** Begin **

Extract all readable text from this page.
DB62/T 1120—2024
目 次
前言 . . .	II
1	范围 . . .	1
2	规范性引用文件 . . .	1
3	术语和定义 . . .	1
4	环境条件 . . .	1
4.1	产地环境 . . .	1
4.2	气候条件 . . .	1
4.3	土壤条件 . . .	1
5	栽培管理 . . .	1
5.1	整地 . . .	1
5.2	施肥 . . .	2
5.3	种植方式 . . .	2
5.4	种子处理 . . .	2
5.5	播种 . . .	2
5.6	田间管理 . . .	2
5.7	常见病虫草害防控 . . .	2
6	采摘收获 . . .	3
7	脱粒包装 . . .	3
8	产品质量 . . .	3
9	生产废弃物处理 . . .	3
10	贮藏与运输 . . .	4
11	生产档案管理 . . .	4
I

** End **

REQUIREMENT
Could you reproduce every record above exactly as it appears?

FULL SOLUTION
Extract all readable text from this page.
DB62/T 1120—2024
目 次
前言 . . .	II
1	范围 . . .	1
2	规范性引用文件 . . .	1
3	术语和定义 . . .	1
4	环境条件 . . .	1
4.1	产地环境 . . .	1
4.2	气候条件 . . .	1
4.3	土壤条件 . . .	1
5	栽培管理 . . .	1
5.1	整地 . . .	1
5.2	施肥 . . .	2
5.3	种植方式 . . .	2
5.4	种子处理 . . .	2
5.5	播种 . . .	2
5.6	田间管理 . . .	2
5.7	常见病虫草害防控 . . .	2
6	采摘收获 . . .	3
7	脱粒包装 . . .	3
8	产品质量 . . .	3
9	生产废弃物处理 . . .	3
10	贮藏与运输 . . .	4
11	生产档案管理 . . .	4
I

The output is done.